** BEGIN DATA SUPPLIED **

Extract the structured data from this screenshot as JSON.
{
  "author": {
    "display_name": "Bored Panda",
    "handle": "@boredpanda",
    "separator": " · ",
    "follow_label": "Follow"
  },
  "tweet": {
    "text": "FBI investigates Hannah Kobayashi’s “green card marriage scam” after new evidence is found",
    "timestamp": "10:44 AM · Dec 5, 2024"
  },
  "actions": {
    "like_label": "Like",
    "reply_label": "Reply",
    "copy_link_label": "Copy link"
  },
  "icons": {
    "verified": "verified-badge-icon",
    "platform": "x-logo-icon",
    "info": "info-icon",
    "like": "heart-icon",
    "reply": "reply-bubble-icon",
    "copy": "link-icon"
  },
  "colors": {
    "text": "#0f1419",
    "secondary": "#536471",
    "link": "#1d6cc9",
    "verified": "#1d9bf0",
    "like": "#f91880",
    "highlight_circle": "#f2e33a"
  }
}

** END DATA SUPPLIED **

▶ [DIRECTIONS FOR THIS TASK]: In the records shown above, how many lines include the word "link"? Answer with the number only.

▶ [SOLUTION FOR THIS PROBLEM]: 3